PROVIDED RECORDS ::
--- begin ---

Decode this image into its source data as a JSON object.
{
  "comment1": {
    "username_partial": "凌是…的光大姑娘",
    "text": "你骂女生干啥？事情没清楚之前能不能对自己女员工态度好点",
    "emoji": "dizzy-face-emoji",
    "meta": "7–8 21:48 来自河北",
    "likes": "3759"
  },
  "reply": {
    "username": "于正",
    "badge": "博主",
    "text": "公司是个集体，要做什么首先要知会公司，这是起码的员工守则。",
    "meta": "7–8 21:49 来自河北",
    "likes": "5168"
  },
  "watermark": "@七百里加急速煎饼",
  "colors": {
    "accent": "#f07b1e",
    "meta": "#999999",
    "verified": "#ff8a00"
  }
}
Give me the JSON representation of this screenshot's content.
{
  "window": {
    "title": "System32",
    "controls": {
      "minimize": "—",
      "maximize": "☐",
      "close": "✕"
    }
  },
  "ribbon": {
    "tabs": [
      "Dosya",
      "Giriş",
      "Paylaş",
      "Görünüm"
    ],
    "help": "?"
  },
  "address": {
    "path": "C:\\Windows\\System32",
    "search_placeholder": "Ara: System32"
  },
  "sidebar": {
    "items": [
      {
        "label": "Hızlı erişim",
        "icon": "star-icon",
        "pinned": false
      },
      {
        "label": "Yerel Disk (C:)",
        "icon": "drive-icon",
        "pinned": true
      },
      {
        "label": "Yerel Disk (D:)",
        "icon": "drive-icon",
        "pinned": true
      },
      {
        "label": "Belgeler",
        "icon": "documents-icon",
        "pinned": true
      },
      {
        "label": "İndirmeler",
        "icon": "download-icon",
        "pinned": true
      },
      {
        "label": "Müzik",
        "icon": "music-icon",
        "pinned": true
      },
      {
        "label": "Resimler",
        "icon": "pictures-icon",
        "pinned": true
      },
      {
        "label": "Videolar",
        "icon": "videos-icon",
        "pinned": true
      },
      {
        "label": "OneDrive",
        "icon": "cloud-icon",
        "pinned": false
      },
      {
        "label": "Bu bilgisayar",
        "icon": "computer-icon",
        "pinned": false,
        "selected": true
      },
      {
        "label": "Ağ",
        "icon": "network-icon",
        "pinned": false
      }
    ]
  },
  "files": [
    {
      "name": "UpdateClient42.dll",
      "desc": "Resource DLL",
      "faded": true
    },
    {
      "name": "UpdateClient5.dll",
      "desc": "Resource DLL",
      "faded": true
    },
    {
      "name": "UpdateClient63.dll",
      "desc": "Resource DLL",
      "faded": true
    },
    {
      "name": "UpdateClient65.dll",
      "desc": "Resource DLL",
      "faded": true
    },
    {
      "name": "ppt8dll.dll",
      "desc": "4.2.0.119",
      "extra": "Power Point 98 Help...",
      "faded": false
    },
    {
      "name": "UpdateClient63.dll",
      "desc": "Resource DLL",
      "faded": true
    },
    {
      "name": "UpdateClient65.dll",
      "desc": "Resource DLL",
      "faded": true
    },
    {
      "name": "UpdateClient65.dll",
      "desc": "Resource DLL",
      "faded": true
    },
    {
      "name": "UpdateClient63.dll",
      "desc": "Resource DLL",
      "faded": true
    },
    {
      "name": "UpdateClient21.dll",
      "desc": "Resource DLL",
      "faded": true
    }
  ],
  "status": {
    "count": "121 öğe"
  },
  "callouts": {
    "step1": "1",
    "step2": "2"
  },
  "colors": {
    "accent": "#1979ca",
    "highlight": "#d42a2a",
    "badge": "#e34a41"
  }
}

--- end ---

SHORT PROBLEM :: Give every line of the material again, exactly as it reads.

RESPONSE TO THE EXERCISE ::
Decode this image into its source data as a JSON object.
{
  "comment1": {
    "username_partial": "凌是…的光大姑娘",
    "text": "你骂女生干啥？事情没清楚之前能不能对自己女员工态度好点",
    "emoji": "dizzy-face-emoji",
    "meta": "7–8 21:48 来自河北",
    "likes": "3759"
  },
  "reply": {
    "username": "于正",
    "badge": "博主",
    "text": "公司是个集体，要做什么首先要知会公司，这是起码的员工守则。",
    "meta": "7–8 21:49 来自河北",
    "likes": "5168"
  },
  "watermark": "@七百里加急速煎饼",
  "colors": {
    "accent": "#f07b1e",
    "meta": "#999999",
    "verified": "#ff8a00"
  }
}
Give me the JSON representation of this screenshot's content.
{
  "window": {
    "title": "System32",
    "controls": {
      "minimize": "—",
      "maximize": "☐",
      "close": "✕"
    }
  },
  "ribbon": {
    "tabs": [
      "Dosya",
      "Giriş",
      "Paylaş",
      "Görünüm"
    ],
    "help": "?"
  },
  "address": {
    "path": "C:\\Windows\\System32",
    "search_placeholder": "Ara: System32"
  },
  "sidebar": {
    "items": [
      {
        "label": "Hızlı erişim",
        "icon": "star-icon",
        "pinned": false
      },
      {
        "label": "Yerel Disk (C:)",
        "icon": "drive-icon",
        "pinned": true
      },
      {
        "label": "Yerel Disk (D:)",
        "icon": "drive-icon",
        "pinned": true
      },
      {
        "label": "Belgeler",
        "icon": "documents-icon",
        "pinned": true
      },
      {
        "label": "İndirmeler",
        "icon": "download-icon",
        "pinned": true
      },
      {
        "label": "Müzik",
        "icon": "music-icon",
        "pinned": true
      },
      {
        "label": "Resimler",
        "icon": "pictures-icon",
        "pinned": true
      },
      {
        "label": "Videolar",
        "icon": "videos-icon",
        "pinned": true
      },
      {
        "label": "OneDrive",
        "icon": "cloud-icon",
        "pinned": false
      },
      {
        "label": "Bu bilgisayar",
        "icon": "computer-icon",
        "pinned": false,
        "selected": true
      },
      {
        "label": "Ağ",
        "icon": "network-icon",
        "pinned": false
      }
    ]
  },
  "files": [
    {
      "name": "UpdateClient42.dll",
      "desc": "Resource DLL",
      "faded": true
    },
    {
      "name": "UpdateClient5.dll",
      "desc": "Resource DLL",
      "faded": true
    },
    {
      "name": "UpdateClient63.dll",
      "desc": "Resource DLL",
      "faded": true
    },
    {
      "name": "UpdateClient65.dll",
      "desc": "Resource DLL",
      "faded": true
    },
    {
      "name": "ppt8dll.dll",
      "desc": "4.2.0.119",
      "extra": "Power Point 98 Help...",
      "faded": false
    },
    {
      "name": "UpdateClient63.dll",
      "desc": "Resource DLL",
      "faded": true
    },
    {
      "name": "UpdateClient65.dll",
      "desc": "Resource DLL",
      "faded": true
    },
    {
      "name": "UpdateClient65.dll",
      "desc": "Resource DLL",
      "faded": true
    },
    {
      "name": "UpdateClient63.dll",
      "desc": "Resource DLL",
      "faded": true
    },
    {
      "name": "UpdateClient21.dll",
      "desc": "Resource DLL",
      "faded": true
    }
  ],
  "status": {
    "count": "121 öğe"
  },
  "callouts": {
    "step1": "1",
    "step2": "2"
  },
  "colors": {
    "accent": "#1979ca",
    "highlight": "#d42a2a",
    "badge": "#e34a41"
  }
}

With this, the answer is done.